WORK TO DO:
• a. List every Showtime series named in the cantor profile.
• b. Please carry the cantor profile forward from its last sentence, picking up after Levine keeps attending services past his bar mitzvah.

SELECTED EXTRACT:

◇ ◇ ◇ ◇

Tag Archives: TV

It’s SHOWTIME for this Cantor

At the dawn of Hollywood talkies, “The Jazz Singer” told the story of a young Jewish man’s conflict between a career in the entertainment industry and being a cantor. The sacred and the profane seemed two poles whose opposing magnetic draws tore the protagonist apart. But that was 1927.

Today, more than 90 years later, I only had to drive to Westwood to meet Gary Levine, who has his feet planted comfortably in both worlds. During the week Levine is executive vice president of original programming for Showtime Networks, in charge of such edgy series as “Dexter,” “Weeds,” “The L Word,” and “Californication.” On the weekends, he is the cantor at Ahavat Torah, a small congregation in Brentwood. This is the story of how these two worlds not only coexist but flourish in one soul.

Levine grew up in Brooklyn, N.Y. His family was not particularly observant, but Levine attended a conservative synagogue in Flushing, Queens, whose rabbi, Aaron Pearl, engaged him with his provocative and often political oratory — so much so that he continued to attend services regularly beyond his bar mitzvah.

◇ ◇ ◇ ◇

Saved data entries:
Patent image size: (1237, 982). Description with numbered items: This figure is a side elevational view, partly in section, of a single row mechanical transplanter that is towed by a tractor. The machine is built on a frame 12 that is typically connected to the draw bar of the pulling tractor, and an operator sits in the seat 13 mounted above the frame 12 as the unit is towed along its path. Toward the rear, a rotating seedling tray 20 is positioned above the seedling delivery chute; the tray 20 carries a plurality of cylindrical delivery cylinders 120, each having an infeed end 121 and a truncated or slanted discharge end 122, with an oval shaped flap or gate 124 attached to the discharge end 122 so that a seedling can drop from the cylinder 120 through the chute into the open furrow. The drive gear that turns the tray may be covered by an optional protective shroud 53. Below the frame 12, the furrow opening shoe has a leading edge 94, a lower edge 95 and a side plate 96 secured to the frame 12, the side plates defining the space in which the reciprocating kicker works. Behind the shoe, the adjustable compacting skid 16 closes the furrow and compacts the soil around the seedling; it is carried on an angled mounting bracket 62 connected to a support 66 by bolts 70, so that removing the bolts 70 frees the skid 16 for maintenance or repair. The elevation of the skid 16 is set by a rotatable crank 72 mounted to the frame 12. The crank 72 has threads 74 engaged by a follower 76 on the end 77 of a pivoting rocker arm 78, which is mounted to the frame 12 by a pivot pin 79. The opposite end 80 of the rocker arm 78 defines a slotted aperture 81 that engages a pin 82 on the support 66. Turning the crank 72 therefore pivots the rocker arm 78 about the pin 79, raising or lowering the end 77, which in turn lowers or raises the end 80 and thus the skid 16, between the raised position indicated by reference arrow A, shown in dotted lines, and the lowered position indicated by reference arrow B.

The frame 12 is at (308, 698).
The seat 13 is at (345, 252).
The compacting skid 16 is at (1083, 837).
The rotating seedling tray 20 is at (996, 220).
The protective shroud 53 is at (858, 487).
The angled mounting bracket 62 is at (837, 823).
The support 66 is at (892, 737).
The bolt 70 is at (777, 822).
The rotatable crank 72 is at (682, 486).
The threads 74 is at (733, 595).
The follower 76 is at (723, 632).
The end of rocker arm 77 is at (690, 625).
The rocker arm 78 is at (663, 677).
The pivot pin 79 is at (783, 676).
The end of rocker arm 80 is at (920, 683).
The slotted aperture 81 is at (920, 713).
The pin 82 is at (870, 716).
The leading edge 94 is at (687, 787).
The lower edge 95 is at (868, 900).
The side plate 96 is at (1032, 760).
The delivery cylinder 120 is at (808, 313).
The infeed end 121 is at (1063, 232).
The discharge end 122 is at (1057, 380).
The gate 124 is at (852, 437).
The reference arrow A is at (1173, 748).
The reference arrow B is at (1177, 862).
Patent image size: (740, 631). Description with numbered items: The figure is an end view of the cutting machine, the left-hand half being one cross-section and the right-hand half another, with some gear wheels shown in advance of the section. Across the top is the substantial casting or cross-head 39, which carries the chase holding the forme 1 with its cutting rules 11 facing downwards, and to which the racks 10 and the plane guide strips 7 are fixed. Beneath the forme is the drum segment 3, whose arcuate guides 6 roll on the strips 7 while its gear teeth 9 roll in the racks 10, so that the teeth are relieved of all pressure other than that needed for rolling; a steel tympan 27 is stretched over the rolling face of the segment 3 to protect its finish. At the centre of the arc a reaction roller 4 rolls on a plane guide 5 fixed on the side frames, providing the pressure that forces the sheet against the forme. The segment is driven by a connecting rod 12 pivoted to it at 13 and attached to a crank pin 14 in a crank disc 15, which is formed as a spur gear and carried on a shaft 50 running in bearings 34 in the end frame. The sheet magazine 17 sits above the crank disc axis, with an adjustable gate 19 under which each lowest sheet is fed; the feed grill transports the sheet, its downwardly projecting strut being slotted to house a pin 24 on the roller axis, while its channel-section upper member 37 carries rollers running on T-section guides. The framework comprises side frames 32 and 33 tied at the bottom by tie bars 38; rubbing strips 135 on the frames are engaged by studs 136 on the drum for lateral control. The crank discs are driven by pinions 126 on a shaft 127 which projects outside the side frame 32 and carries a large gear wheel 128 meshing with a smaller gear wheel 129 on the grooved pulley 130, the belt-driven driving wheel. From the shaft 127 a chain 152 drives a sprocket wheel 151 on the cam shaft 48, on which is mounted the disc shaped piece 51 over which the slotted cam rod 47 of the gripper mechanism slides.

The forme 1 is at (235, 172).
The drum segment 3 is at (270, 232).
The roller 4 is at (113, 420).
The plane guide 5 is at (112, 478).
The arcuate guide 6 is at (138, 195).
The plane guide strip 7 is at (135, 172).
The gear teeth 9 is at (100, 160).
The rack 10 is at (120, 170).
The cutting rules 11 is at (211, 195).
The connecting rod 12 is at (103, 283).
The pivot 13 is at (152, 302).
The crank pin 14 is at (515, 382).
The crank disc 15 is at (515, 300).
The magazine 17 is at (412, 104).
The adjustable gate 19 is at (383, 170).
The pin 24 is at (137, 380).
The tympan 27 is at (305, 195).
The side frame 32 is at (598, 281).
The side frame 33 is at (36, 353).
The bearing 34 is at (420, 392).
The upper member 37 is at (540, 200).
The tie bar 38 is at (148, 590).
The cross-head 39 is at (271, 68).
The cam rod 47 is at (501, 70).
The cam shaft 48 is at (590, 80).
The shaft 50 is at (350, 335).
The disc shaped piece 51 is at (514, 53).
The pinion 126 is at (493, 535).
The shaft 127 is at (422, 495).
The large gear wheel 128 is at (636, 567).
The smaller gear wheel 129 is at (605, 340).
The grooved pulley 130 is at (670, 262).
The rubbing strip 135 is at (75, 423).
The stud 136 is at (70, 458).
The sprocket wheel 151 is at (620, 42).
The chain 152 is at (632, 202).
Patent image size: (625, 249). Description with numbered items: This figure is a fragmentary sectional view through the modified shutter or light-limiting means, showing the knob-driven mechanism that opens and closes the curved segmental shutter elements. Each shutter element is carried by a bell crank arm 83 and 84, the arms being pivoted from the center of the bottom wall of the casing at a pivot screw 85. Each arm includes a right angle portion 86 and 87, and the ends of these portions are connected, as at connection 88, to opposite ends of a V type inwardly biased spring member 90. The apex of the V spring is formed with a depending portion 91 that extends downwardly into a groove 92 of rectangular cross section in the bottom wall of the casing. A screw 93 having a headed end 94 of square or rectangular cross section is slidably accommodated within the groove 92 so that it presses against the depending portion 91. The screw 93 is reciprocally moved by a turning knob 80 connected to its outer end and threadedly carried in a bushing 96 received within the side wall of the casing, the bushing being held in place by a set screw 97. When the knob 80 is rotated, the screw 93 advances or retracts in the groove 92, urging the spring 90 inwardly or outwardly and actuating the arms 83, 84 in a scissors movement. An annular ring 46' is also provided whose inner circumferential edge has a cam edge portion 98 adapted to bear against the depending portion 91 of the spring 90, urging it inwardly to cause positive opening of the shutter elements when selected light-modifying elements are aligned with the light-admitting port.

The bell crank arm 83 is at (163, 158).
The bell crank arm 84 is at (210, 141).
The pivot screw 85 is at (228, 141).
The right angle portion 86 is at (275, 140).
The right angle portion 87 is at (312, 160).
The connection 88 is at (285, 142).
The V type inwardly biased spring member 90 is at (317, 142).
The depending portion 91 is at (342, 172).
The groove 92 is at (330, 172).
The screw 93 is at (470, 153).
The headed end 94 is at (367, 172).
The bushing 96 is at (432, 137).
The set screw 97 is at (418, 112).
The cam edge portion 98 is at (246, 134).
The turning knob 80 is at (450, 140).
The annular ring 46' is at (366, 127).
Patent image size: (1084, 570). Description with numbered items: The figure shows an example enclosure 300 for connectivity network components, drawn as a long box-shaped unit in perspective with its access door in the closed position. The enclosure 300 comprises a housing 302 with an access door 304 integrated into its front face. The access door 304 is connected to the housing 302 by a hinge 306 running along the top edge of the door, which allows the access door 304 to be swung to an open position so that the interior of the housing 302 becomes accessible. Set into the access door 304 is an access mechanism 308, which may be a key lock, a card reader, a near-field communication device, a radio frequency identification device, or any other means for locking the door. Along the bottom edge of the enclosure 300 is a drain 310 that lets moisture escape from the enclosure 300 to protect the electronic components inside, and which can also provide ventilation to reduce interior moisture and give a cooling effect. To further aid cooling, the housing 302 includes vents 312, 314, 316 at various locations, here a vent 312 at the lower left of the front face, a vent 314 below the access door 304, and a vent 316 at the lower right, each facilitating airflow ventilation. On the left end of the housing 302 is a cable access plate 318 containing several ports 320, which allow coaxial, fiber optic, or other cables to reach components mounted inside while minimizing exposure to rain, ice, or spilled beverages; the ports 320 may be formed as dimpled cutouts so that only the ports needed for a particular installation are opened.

◇ ◇ ◇ ◇

TASK-BY-TASK ANSWERS:
• a. "Dexter," "Weeds," "The L Word," and "Californication"

• b.
“It was like listening to ‘Meet The Press,'” Levine recalled.

But the congregation itself wanted a rabbi who was comforting, not controversial. So they fired Rabbi Pearl, and, Levine said, “my temple time came to an end.”

Levine sang in chorus in high school, but it was as a student at the State University at Binghamton (now Binghamton University) that he first took voice lessons. David Clatworthy, a New York City Opera baritone, had just joined the faculty, and over the next six years, under his tutelage, Levine, who had never really listened to opera before, became a trained opera singer.

“It just opened up this door for me.” Levine said.

However, upon completing a master’s degree from Binghamton in 1976, Levine went to work not in the world of opera, but of nonprofit theater: “That was the end of my singing.”

Over the next decade, Levine worked as a producer and as the manager of a number of theater companies, including the Roundabout Theater Company in Manhattan and The Puerto Rican Traveling Theater, culminating in a five-year run as managing director of the prestigious Williamstown Theatre Festival.

Nonetheless, by 1985, Levine found the not-for-profit world overly small.

“I needed to move on to the next thing,” Levine said. “I needed to make a midcourse correction.” So, in the immortal words of Horace Greeley, he decided to “Go West.”

Barbara Corday, then president of Columbia Pictures Television, offered Levine an apprenticeship. After a few months, the position of director of current programs became available, and Levine was asked to fill it. From there, he rose to become a vice president, in charge of a mix of shows both in comedy and drama.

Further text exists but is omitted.